• **EXERCISE INPUTS**:
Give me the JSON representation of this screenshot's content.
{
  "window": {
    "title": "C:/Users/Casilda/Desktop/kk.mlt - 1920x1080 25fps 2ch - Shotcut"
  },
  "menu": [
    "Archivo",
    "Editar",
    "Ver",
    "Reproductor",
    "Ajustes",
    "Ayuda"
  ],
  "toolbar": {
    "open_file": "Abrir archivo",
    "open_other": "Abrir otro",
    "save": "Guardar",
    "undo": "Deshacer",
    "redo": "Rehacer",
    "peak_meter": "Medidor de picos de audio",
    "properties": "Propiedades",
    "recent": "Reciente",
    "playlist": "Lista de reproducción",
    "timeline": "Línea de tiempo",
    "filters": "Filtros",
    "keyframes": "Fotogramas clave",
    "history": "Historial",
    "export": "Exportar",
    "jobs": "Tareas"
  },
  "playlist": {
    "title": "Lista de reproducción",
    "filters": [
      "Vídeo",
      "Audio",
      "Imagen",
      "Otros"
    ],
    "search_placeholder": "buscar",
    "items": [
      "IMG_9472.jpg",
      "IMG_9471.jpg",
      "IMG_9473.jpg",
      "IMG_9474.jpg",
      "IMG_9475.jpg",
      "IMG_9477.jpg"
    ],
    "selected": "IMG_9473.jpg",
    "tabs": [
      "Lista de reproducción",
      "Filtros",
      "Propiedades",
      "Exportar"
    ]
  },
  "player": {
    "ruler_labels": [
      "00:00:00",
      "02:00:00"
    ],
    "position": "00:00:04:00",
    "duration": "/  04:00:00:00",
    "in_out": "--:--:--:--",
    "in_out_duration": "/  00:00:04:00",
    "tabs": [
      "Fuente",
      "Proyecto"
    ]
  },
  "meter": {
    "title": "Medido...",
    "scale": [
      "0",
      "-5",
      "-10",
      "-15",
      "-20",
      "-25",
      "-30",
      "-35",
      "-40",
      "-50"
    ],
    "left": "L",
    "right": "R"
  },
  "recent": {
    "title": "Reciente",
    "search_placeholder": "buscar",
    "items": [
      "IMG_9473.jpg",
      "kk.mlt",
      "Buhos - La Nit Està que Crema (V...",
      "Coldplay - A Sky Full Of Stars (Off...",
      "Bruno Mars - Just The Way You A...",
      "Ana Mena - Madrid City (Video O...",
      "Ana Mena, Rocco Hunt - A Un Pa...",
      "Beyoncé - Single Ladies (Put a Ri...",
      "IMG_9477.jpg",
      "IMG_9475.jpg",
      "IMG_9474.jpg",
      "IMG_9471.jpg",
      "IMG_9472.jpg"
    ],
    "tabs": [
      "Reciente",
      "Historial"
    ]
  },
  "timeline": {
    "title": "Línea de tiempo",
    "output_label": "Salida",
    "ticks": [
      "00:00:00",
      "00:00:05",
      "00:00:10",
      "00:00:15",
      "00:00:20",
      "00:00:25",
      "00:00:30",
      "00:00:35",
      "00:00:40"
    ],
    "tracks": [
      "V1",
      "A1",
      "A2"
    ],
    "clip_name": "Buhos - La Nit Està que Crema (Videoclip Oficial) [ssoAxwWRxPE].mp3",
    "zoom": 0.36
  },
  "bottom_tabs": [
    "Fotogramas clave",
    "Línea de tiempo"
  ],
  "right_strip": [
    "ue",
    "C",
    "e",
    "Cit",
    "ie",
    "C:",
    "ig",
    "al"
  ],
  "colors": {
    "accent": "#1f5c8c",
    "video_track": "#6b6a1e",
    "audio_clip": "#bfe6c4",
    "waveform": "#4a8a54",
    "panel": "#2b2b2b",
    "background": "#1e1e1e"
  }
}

• **INSTRUCTION**:
Copy each entry exactly, with nothing added or dropped.

• **FINISHED EXERCISE**:
Give me the JSON representation of this screenshot's content.
{
  "window": {
    "title": "C:/Users/Casilda/Desktop/kk.mlt - 1920x1080 25fps 2ch - Shotcut"
  },
  "menu": [
    "Archivo",
    "Editar",
    "Ver",
    "Reproductor",
    "Ajustes",
    "Ayuda"
  ],
  "toolbar": {
    "open_file": "Abrir archivo",
    "open_other": "Abrir otro",
    "save": "Guardar",
    "undo": "Deshacer",
    "redo": "Rehacer",
    "peak_meter": "Medidor de picos de audio",
    "properties": "Propiedades",
    "recent": "Reciente",
    "playlist": "Lista de reproducción",
    "timeline": "Línea de tiempo",
    "filters": "Filtros",
    "keyframes": "Fotogramas clave",
    "history": "Historial",
    "export": "Exportar",
    "jobs": "Tareas"
  },
  "playlist": {
    "title": "Lista de reproducción",
    "filters": [
      "Vídeo",
      "Audio",
      "Imagen",
      "Otros"
    ],
    "search_placeholder": "buscar",
    "items": [
      "IMG_9472.jpg",
      "IMG_9471.jpg",
      "IMG_9473.jpg",
      "IMG_9474.jpg",
      "IMG_9475.jpg",
      "IMG_9477.jpg"
    ],
    "selected": "IMG_9473.jpg",
    "tabs": [
      "Lista de reproducción",
      "Filtros",
      "Propiedades",
      "Exportar"
    ]
  },
  "player": {
    "ruler_labels": [
      "00:00:00",
      "02:00:00"
    ],
    "position": "00:00:04:00",
    "duration": "/  04:00:00:00",
    "in_out": "--:--:--:--",
    "in_out_duration": "/  00:00:04:00",
    "tabs": [
      "Fuente",
      "Proyecto"
    ]
  },
  "meter": {
    "title": "Medido...",
    "scale": [
      "0",
      "-5",
      "-10",
      "-15",
      "-20",
      "-25",
      "-30",
      "-35",
      "-40",
      "-50"
    ],
    "left": "L",
    "right": "R"
  },
  "recent": {
    "title": "Reciente",
    "search_placeholder": "buscar",
    "items": [
      "IMG_9473.jpg",
      "kk.mlt",
      "Buhos - La Nit Està que Crema (V...",
      "Coldplay - A Sky Full Of Stars (Off...",
      "Bruno Mars - Just The Way You A...",
      "Ana Mena - Madrid City (Video O...",
      "Ana Mena, Rocco Hunt - A Un Pa...",
      "Beyoncé - Single Ladies (Put a Ri...",
      "IMG_9477.jpg",
      "IMG_9475.jpg",
      "IMG_9474.jpg",
      "IMG_9471.jpg",
      "IMG_9472.jpg"
    ],
    "tabs": [
      "Reciente",
      "Historial"
    ]
  },
  "timeline": {
    "title": "Línea de tiempo",
    "output_label": "Salida",
    "ticks": [
      "00:00:00",
      "00:00:05",
      "00:00:10",
      "00:00:15",
      "00:00:20",
      "00:00:25",
      "00:00:30",
      "00:00:35",
      "00:00:40"
    ],
    "tracks": [
      "V1",
      "A1",
      "A2"
    ],
    "clip_name": "Buhos - La Nit Està que Crema (Videoclip Oficial) [ssoAxwWRxPE].mp3",
    "zoom": 0.36
  },
  "bottom_tabs": [
    "Fotogramas clave",
    "Línea de tiempo"
  ],
  "right_strip": [
    "ue",
    "C",
    "e",
    "Cit",
    "ie",
    "C:",
    "ig",
    "al"
  ],
  "colors": {
    "accent": "#1f5c8c",
    "video_track": "#6b6a1e",
    "audio_clip": "#bfe6c4",
    "waveform": "#4a8a54",
    "panel": "#2b2b2b",
    "background": "#1e1e1e"
  }
}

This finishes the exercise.